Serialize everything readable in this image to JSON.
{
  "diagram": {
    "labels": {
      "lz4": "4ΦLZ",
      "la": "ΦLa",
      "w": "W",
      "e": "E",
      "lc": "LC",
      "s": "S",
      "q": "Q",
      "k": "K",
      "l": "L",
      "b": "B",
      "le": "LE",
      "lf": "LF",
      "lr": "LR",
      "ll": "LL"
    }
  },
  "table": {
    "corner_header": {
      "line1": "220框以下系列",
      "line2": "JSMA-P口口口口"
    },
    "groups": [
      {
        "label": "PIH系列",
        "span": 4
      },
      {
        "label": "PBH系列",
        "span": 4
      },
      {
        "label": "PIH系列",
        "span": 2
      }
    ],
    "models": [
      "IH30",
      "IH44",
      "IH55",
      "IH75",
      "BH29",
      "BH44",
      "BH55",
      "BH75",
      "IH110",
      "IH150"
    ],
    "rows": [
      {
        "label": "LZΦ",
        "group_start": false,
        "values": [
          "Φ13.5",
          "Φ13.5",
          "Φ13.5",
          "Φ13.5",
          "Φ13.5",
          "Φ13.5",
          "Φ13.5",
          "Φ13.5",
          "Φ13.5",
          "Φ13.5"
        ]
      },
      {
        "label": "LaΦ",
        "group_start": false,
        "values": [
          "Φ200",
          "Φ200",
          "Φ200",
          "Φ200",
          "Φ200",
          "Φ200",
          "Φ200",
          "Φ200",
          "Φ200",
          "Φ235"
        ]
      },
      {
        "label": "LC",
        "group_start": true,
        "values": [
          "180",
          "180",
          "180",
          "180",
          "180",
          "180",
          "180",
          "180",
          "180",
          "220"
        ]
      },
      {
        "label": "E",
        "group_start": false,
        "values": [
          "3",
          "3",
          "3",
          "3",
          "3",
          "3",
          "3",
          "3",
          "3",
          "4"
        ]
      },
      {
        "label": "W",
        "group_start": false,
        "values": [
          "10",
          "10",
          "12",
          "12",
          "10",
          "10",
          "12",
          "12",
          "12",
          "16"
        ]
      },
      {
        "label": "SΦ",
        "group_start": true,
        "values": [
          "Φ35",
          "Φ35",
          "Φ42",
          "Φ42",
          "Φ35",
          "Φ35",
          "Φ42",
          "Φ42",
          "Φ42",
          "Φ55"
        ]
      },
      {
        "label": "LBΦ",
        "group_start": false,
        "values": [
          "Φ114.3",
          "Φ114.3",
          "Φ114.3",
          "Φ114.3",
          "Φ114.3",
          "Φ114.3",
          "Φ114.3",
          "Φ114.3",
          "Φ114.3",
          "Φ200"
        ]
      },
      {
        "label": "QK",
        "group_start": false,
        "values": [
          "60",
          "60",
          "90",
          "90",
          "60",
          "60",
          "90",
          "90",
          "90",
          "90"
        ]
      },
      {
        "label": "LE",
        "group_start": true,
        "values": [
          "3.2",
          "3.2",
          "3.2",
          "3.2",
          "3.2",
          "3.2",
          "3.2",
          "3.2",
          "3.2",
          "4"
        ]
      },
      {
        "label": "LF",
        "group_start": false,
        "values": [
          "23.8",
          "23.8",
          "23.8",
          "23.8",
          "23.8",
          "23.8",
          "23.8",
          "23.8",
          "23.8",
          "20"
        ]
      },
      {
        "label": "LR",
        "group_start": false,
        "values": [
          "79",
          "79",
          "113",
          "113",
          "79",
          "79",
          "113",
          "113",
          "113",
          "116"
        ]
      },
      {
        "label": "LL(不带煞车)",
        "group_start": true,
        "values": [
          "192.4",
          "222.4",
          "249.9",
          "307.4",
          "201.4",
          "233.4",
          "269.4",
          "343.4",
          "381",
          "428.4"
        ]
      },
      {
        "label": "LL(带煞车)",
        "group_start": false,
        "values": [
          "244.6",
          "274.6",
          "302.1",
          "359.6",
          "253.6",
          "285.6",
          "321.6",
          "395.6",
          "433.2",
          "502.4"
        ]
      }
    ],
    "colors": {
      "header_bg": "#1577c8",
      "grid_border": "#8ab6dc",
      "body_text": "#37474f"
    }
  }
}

**TO BE DONE:**
Repeat the data exactly. Leave nothing out.

**RESPONSE TO THE TASK:**
Serialize everything readable in this image to JSON.
{
  "diagram": {
    "labels": {
      "lz4": "4ΦLZ",
      "la": "ΦLa",
      "w": "W",
      "e": "E",
      "lc": "LC",
      "s": "S",
      "q": "Q",
      "k": "K",
      "l": "L",
      "b": "B",
      "le": "LE",
      "lf": "LF",
      "lr": "LR",
      "ll": "LL"
    }
  },
  "table": {
    "corner_header": {
      "line1": "220框以下系列",
      "line2": "JSMA-P口口口口"
    },
    "groups": [
      {
        "label": "PIH系列",
        "span": 4
      },
      {
        "label": "PBH系列",
        "span": 4
      },
      {
        "label": "PIH系列",
        "span": 2
      }
    ],
    "models": [
      "IH30",
      "IH44",
      "IH55",
      "IH75",
      "BH29",
      "BH44",
      "BH55",
      "BH75",
      "IH110",
      "IH150"
    ],
    "rows": [
      {
        "label": "LZΦ",
        "group_start": false,
        "values": [
          "Φ13.5",
          "Φ13.5",
          "Φ13.5",
          "Φ13.5",
          "Φ13.5",
          "Φ13.5",
          "Φ13.5",
          "Φ13.5",
          "Φ13.5",
          "Φ13.5"
        ]
      },
      {
        "label": "LaΦ",
        "group_start": false,
        "values": [
          "Φ200",
          "Φ200",
          "Φ200",
          "Φ200",
          "Φ200",
          "Φ200",
          "Φ200",
          "Φ200",
          "Φ200",
          "Φ235"
        ]
      },
      {
        "label": "LC",
        "group_start": true,
        "values": [
          "180",
          "180",
          "180",
          "180",
          "180",
          "180",
          "180",
          "180",
          "180",
          "220"
        ]
      },
      {
        "label": "E",
        "group_start": false,
        "values": [
          "3",
          "3",
          "3",
          "3",
          "3",
          "3",
          "3",
          "3",
          "3",
          "4"
        ]
      },
      {
        "label": "W",
        "group_start": false,
        "values": [
          "10",
          "10",
          "12",
          "12",
          "10",
          "10",
          "12",
          "12",
          "12",
          "16"
        ]
      },
      {
        "label": "SΦ",
        "group_start": true,
        "values": [
          "Φ35",
          "Φ35",
          "Φ42",
          "Φ42",
          "Φ35",
          "Φ35",
          "Φ42",
          "Φ42",
          "Φ42",
          "Φ55"
        ]
      },
      {
        "label": "LBΦ",
        "group_start": false,
        "values": [
          "Φ114.3",
          "Φ114.3",
          "Φ114.3",
          "Φ114.3",
          "Φ114.3",
          "Φ114.3",
          "Φ114.3",
          "Φ114.3",
          "Φ114.3",
          "Φ200"
        ]
      },
      {
        "label": "QK",
        "group_start": false,
        "values": [
          "60",
          "60",
          "90",
          "90",
          "60",
          "60",
          "90",
          "90",
          "90",
          "90"
        ]
      },
      {
        "label": "LE",
        "group_start": true,
        "values": [
          "3.2",
          "3.2",
          "3.2",
          "3.2",
          "3.2",
          "3.2",
          "3.2",
          "3.2",
          "3.2",
          "4"
        ]
      },
      {
        "label": "LF",
        "group_start": false,
        "values": [
          "23.8",
          "23.8",
          "23.8",
          "23.8",
          "23.8",
          "23.8",
          "23.8",
          "23.8",
          "23.8",
          "20"
        ]
      },
      {
        "label": "LR",
        "group_start": false,
        "values": [
          "79",
          "79",
          "113",
          "113",
          "79",
          "79",
          "113",
          "113",
          "113",
          "116"
        ]
      },
      {
        "label": "LL(不带煞车)",
        "group_start": true,
        "values": [
          "192.4",
          "222.4",
          "249.9",
          "307.4",
          "201.4",
          "233.4",
          "269.4",
          "343.4",
          "381",
          "428.4"
        ]
      },
      {
        "label": "LL(带煞车)",
        "group_start": false,
        "values": [
          "244.6",
          "274.6",
          "302.1",
          "359.6",
          "253.6",
          "285.6",
          "321.6",
          "395.6",
          "433.2",
          "502.4"
        ]
      }
    ],
    "colors": {
      "header_bg": "#1577c8",
      "grid_border": "#8ab6dc",
      "body_text": "#37474f"
    }
  }
}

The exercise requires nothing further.